### Extracted material
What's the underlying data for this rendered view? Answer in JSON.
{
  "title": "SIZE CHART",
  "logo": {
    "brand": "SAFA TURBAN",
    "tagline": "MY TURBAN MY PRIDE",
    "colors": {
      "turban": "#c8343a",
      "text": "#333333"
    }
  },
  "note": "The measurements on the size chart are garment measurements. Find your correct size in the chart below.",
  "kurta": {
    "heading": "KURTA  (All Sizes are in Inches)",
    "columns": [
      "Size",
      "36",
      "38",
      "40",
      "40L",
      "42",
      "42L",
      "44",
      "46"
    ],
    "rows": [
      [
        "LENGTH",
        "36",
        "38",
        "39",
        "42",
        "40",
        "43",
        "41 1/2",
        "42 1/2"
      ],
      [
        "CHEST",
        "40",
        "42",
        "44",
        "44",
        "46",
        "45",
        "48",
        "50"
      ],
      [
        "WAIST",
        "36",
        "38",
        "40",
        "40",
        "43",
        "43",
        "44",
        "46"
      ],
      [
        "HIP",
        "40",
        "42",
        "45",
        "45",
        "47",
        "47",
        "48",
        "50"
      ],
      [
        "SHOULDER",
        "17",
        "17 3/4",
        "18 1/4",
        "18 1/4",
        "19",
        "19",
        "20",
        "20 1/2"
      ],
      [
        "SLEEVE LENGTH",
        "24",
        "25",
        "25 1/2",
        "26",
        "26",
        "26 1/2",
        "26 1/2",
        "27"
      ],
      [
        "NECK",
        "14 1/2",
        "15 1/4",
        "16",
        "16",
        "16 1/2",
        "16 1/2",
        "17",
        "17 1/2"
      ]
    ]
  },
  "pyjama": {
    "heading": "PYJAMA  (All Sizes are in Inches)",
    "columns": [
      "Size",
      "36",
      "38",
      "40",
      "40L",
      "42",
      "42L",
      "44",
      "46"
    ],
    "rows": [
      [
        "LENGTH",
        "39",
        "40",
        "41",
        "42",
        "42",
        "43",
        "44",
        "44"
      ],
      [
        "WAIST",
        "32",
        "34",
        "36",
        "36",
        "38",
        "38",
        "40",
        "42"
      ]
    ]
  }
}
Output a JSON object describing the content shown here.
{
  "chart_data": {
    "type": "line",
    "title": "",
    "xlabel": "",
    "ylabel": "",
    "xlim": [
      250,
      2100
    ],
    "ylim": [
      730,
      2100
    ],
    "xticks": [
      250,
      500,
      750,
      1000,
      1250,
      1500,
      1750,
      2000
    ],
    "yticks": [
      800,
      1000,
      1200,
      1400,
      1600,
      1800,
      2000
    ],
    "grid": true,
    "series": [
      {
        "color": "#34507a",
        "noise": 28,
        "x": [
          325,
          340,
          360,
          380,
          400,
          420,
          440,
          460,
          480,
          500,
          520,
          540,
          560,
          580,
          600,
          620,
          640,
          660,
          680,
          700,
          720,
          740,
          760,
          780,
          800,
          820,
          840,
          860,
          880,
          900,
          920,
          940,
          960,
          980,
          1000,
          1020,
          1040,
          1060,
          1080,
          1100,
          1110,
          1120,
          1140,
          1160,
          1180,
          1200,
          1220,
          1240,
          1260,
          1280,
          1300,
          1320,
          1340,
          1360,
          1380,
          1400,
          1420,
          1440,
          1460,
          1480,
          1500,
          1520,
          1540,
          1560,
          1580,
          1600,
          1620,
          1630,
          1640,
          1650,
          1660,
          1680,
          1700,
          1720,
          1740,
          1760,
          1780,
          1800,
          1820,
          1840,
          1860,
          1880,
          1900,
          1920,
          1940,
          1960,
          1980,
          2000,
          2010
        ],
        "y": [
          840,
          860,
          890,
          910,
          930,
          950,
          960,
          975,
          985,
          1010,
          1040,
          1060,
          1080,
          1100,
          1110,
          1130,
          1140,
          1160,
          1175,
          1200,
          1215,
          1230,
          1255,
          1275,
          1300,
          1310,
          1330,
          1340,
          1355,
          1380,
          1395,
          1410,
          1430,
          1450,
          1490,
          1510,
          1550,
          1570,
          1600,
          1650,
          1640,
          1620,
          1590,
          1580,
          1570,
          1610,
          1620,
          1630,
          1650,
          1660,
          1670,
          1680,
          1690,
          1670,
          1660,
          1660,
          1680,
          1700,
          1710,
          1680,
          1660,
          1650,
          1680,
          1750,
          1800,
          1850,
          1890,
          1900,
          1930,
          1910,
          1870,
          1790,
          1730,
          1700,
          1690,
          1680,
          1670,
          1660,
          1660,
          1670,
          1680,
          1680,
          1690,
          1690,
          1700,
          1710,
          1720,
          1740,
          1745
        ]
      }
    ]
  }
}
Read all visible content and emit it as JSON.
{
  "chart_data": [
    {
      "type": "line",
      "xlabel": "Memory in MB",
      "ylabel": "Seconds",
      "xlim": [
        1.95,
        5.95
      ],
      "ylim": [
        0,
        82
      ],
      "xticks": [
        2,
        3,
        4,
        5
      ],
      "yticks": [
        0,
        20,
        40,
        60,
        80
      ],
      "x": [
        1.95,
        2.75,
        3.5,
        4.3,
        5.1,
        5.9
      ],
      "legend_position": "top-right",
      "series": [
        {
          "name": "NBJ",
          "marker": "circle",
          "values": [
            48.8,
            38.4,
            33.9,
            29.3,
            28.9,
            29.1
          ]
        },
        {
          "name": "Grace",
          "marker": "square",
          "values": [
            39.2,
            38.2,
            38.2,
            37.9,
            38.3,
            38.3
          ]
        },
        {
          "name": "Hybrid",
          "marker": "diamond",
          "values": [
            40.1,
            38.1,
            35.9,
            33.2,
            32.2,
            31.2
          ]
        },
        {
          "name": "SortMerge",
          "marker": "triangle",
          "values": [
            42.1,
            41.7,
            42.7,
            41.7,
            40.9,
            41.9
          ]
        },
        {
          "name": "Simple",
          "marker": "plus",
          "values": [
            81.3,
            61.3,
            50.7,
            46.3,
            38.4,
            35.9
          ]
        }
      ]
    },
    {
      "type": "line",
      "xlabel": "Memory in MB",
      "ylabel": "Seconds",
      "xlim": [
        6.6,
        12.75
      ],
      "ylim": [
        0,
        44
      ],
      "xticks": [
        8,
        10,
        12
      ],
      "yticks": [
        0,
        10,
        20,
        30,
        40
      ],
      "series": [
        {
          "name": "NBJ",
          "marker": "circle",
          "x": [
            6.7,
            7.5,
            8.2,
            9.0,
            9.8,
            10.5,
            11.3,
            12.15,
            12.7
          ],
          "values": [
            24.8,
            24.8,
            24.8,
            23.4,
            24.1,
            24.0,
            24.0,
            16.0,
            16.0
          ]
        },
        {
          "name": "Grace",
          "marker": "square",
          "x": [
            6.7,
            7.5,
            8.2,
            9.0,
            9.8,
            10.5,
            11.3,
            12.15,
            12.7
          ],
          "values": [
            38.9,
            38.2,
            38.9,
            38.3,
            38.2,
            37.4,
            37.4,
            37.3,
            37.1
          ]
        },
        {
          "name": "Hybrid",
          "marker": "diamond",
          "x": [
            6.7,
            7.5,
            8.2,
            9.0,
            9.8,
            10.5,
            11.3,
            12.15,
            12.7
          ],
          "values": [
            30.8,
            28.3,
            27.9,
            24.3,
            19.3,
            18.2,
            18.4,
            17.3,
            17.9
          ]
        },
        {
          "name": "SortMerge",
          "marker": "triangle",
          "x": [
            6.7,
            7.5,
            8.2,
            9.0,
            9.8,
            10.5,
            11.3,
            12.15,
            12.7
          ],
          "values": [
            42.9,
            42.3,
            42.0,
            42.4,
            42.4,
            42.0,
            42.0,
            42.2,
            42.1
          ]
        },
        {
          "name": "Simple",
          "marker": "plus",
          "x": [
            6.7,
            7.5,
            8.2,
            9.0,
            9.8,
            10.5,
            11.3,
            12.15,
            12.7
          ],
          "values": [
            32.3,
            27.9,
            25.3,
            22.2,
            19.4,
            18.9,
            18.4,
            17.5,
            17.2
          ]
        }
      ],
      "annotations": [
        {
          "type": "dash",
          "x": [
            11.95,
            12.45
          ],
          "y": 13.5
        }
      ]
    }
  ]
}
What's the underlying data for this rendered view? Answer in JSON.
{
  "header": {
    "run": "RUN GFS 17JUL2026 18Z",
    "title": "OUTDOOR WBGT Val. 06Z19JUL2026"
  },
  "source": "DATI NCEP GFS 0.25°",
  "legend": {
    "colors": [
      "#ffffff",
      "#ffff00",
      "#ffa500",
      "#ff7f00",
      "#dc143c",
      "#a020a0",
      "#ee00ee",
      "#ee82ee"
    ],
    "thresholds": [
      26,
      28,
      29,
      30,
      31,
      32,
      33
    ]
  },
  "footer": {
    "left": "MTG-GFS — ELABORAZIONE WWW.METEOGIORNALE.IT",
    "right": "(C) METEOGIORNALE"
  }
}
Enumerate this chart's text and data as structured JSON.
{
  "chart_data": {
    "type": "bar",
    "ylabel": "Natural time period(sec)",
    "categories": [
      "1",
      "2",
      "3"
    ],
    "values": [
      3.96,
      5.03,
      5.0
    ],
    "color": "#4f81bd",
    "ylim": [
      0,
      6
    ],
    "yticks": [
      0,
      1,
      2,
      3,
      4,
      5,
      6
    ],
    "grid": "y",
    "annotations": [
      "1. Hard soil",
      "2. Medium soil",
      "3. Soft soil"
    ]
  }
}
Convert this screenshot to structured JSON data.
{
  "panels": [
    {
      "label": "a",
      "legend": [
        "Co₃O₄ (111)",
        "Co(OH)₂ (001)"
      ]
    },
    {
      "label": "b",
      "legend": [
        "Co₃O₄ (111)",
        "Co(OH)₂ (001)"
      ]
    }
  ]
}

### Task to carry out
Give the count of lines holding the word "Sizes", with no other words.

### Written reply
2